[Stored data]
>> BEGIN

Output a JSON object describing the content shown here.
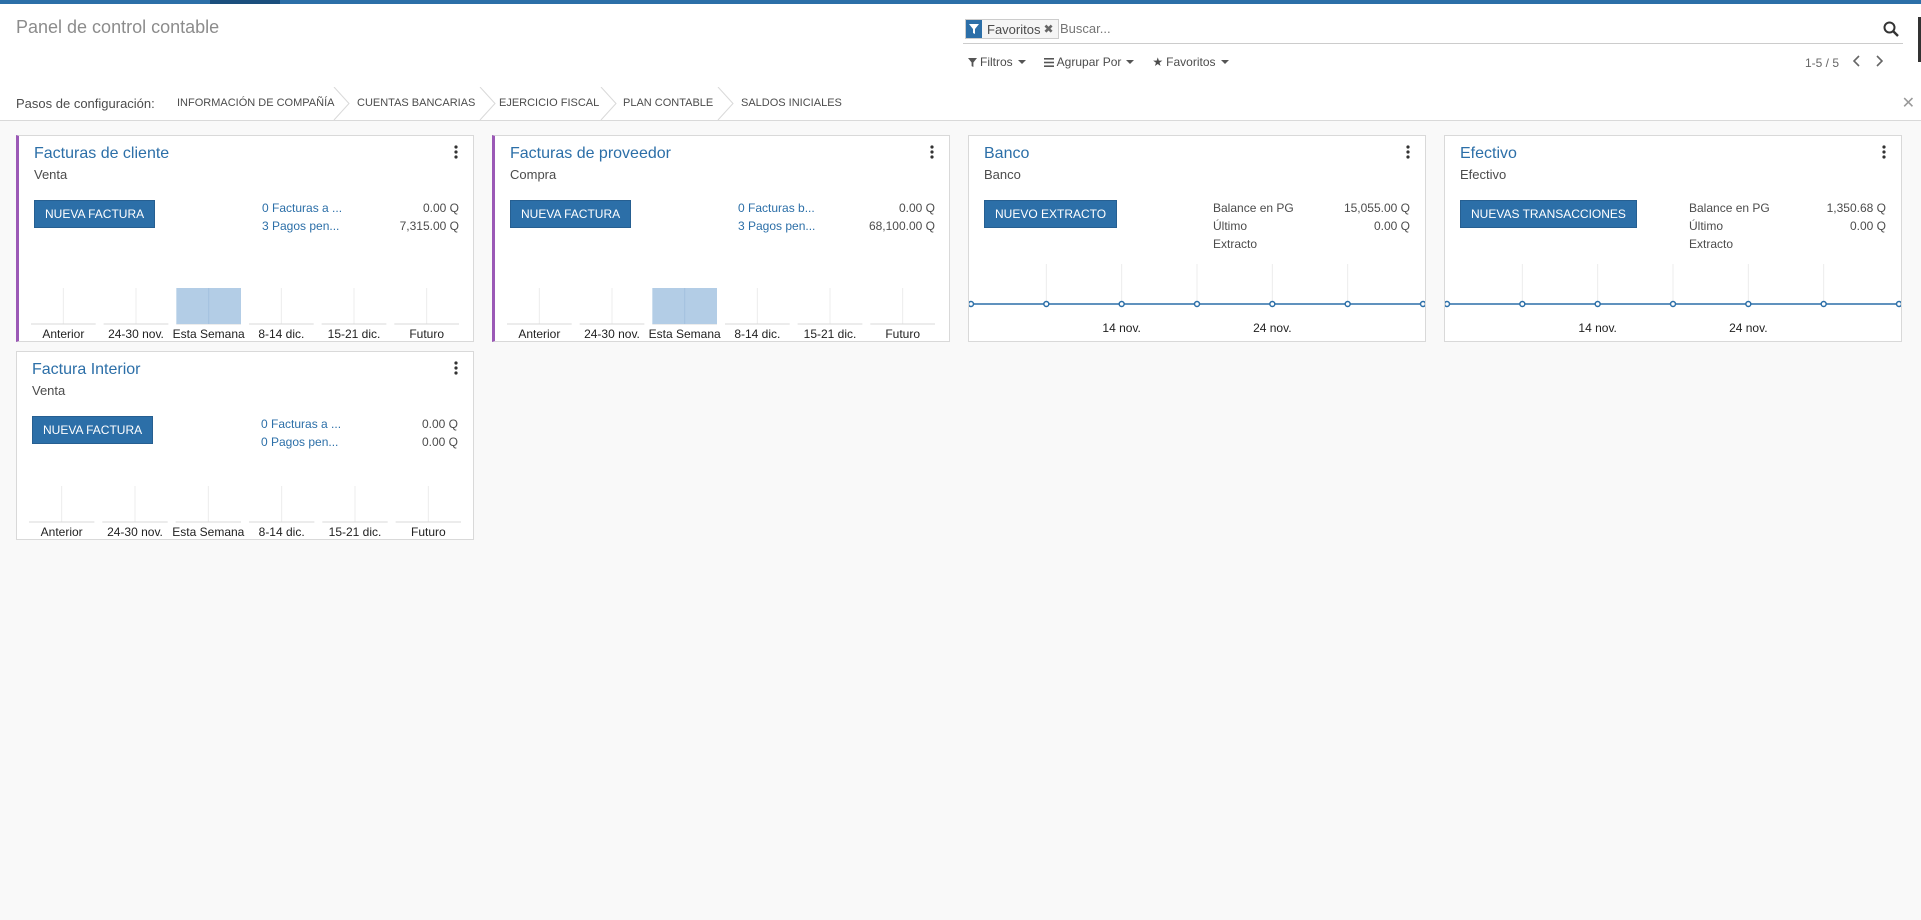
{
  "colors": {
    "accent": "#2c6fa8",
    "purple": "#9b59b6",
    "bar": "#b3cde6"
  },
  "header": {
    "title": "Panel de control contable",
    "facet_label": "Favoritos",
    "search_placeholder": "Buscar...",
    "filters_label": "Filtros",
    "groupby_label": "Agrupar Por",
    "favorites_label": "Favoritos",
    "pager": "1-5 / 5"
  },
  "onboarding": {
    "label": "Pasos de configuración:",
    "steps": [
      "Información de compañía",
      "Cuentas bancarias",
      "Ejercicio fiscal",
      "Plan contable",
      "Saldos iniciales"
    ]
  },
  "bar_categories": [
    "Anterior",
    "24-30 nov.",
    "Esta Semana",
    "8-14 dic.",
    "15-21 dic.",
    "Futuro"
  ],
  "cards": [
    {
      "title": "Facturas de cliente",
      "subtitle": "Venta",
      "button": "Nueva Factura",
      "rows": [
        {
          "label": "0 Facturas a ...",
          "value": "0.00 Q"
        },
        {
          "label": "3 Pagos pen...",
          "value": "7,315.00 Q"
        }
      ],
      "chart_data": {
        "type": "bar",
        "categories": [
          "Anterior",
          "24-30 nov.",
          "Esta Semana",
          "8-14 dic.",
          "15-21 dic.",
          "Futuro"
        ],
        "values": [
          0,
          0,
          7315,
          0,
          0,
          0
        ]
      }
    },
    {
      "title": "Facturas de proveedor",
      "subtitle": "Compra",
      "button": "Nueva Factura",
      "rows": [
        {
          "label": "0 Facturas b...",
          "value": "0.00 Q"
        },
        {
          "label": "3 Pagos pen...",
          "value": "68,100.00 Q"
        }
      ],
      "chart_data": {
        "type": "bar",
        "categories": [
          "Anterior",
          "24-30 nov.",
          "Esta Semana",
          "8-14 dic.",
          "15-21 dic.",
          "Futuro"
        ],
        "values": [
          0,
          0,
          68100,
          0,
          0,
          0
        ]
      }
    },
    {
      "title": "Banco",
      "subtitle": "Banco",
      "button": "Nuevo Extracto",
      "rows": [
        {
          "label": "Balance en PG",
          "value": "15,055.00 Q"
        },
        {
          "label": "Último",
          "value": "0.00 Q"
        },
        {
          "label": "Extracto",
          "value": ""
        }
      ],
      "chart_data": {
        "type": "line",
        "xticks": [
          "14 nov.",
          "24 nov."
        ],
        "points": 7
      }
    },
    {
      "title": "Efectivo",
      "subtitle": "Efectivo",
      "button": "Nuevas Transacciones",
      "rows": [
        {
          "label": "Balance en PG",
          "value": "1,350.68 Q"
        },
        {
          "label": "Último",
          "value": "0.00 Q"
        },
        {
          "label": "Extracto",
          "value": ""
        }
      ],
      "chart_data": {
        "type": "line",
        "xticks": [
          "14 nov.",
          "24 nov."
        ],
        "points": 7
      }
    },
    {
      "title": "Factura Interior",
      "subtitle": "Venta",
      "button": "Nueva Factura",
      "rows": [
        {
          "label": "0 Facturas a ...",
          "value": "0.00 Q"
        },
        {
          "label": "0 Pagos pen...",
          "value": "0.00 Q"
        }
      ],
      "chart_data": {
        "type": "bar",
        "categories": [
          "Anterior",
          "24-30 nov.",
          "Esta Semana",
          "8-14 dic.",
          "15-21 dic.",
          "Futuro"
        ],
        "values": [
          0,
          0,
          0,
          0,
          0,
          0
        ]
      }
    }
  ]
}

>> END
>> BEGIN

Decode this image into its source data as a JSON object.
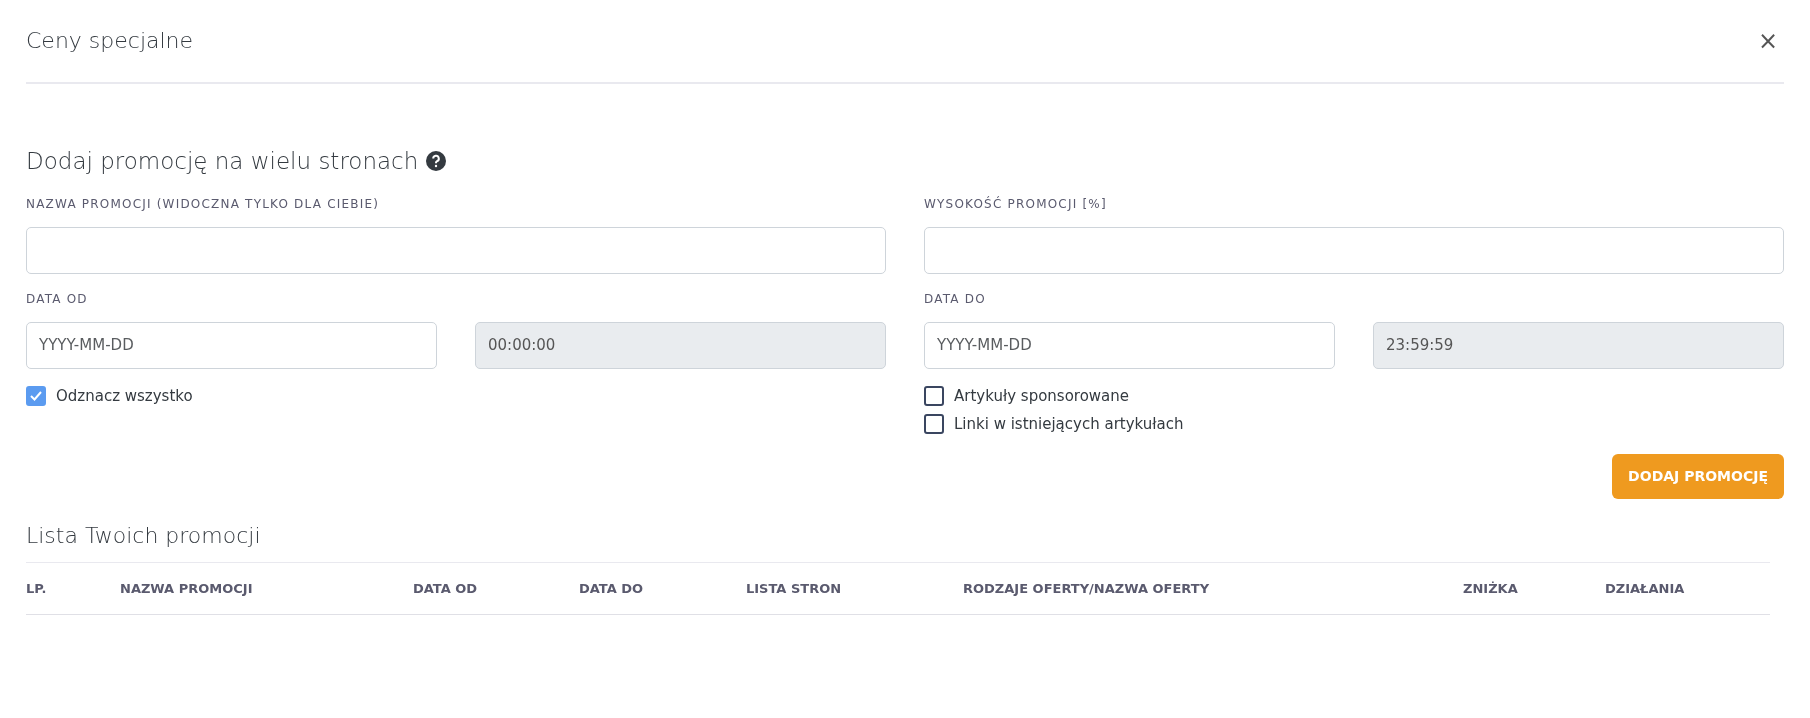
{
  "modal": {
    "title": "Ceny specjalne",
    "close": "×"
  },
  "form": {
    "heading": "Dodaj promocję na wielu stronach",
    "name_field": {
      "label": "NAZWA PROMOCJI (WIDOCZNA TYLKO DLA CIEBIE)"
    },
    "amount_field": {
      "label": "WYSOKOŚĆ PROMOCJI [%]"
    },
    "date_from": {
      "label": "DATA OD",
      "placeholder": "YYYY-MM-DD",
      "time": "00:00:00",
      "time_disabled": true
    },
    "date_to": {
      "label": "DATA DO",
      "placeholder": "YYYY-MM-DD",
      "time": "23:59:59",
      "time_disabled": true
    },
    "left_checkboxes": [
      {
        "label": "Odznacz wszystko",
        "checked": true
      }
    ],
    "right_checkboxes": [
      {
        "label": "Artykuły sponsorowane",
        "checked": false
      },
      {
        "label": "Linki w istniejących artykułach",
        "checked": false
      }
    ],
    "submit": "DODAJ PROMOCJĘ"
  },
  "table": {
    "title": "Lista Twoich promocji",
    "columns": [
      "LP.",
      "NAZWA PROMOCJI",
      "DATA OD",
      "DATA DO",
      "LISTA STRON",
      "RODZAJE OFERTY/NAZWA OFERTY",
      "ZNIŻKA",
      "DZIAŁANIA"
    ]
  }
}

>> END

Exercise task
Pull out all lines from the listing that contain the string "JSON".

Exercise result
Output a JSON object describing the content shown here.
Decode this image into its source data as a JSON object.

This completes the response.